- [The problem]: Without including any images, reproduce each entry exactly.

- [Records to use]:

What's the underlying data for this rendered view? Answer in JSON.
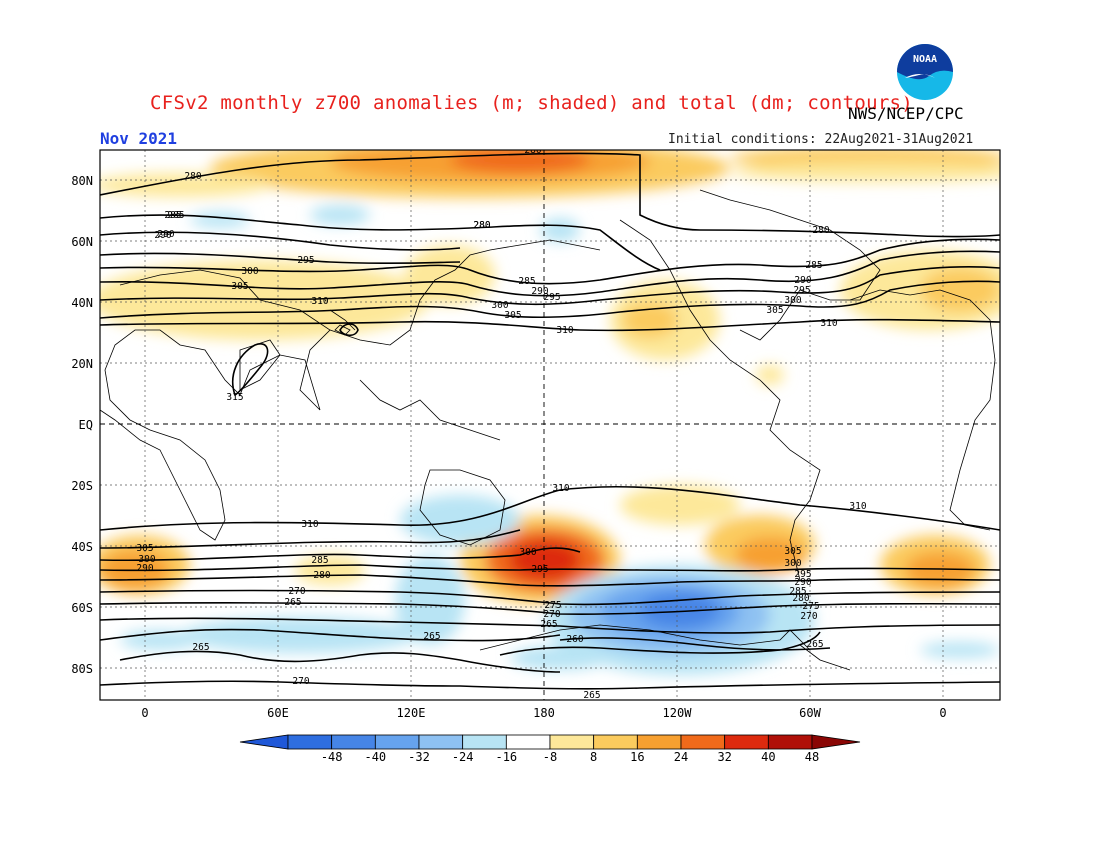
{
  "header": {
    "title": "CFSv2 monthly z700 anomalies (m; shaded) and total (dm; contours)",
    "agency": "NWS/NCEP/CPC",
    "month": "Nov 2021",
    "initial_conditions": "Initial conditions: 22Aug2021-31Aug2021"
  },
  "logo": {
    "icon": "noaa-logo-icon",
    "text": "NOAA"
  },
  "map": {
    "lat_labels": [
      "80N",
      "60N",
      "40N",
      "20N",
      "EQ",
      "20S",
      "40S",
      "60S",
      "80S"
    ],
    "lon_labels": [
      "0",
      "60E",
      "120E",
      "180",
      "120W",
      "60W",
      "0"
    ],
    "contour_labels": [
      "280",
      "285",
      "290",
      "295",
      "300",
      "305",
      "310",
      "315",
      "280",
      "285",
      "280",
      "290",
      "285",
      "290",
      "295",
      "300",
      "305",
      "310",
      "280",
      "280",
      "285",
      "290",
      "295",
      "300",
      "305",
      "310",
      "310",
      "310",
      "310",
      "305",
      "300",
      "290",
      "285",
      "280",
      "270",
      "265",
      "265",
      "265",
      "270",
      "300",
      "295",
      "275",
      "270",
      "265",
      "260",
      "265",
      "305",
      "300",
      "295",
      "290",
      "285",
      "280",
      "275",
      "270",
      "265",
      "265",
      "280",
      "260"
    ]
  },
  "colorbar": {
    "ticks": [
      "-48",
      "-40",
      "-32",
      "-24",
      "-16",
      "-8",
      "8",
      "16",
      "24",
      "32",
      "40",
      "48"
    ],
    "colors": [
      "#1f58d8",
      "#2e6ee0",
      "#4685e6",
      "#66a3ee",
      "#8ec1f2",
      "#b8e4f4",
      "#ffffff",
      "#fde89a",
      "#fbcb5e",
      "#f7a030",
      "#f06a1a",
      "#dd2a0e",
      "#b01008",
      "#8a0605"
    ]
  }
}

- [Answer below]:
What's the underlying data for this rendered view? Answer in JSON.
{
  "header": {
    "title": "CFSv2 monthly z700 anomalies (m; shaded) and total (dm; contours)",
    "agency": "NWS/NCEP/CPC",
    "month": "Nov 2021",
    "initial_conditions": "Initial conditions: 22Aug2021-31Aug2021"
  },
  "logo": {
    "icon": "noaa-logo-icon",
    "text": "NOAA"
  },
  "map": {
    "lat_labels": [
      "80N",
      "60N",
      "40N",
      "20N",
      "EQ",
      "20S",
      "40S",
      "60S",
      "80S"
    ],
    "lon_labels": [
      "0",
      "60E",
      "120E",
      "180",
      "120W",
      "60W",
      "0"
    ],
    "contour_labels": [
      "280",
      "285",
      "290",
      "295",
      "300",
      "305",
      "310",
      "315",
      "280",
      "285",
      "280",
      "290",
      "285",
      "290",
      "295",
      "300",
      "305",
      "310",
      "280",
      "280",
      "285",
      "290",
      "295",
      "300",
      "305",
      "310",
      "310",
      "310",
      "310",
      "305",
      "300",
      "290",
      "285",
      "280",
      "270",
      "265",
      "265",
      "265",
      "270",
      "300",
      "295",
      "275",
      "270",
      "265",
      "260",
      "265",
      "305",
      "300",
      "295",
      "290",
      "285",
      "280",
      "275",
      "270",
      "265",
      "265",
      "280",
      "260"
    ]
  },
  "colorbar": {
    "ticks": [
      "-48",
      "-40",
      "-32",
      "-24",
      "-16",
      "-8",
      "8",
      "16",
      "24",
      "32",
      "40",
      "48"
    ],
    "colors": [
      "#1f58d8",
      "#2e6ee0",
      "#4685e6",
      "#66a3ee",
      "#8ec1f2",
      "#b8e4f4",
      "#ffffff",
      "#fde89a",
      "#fbcb5e",
      "#f7a030",
      "#f06a1a",
      "#dd2a0e",
      "#b01008",
      "#8a0605"
    ]
  }
}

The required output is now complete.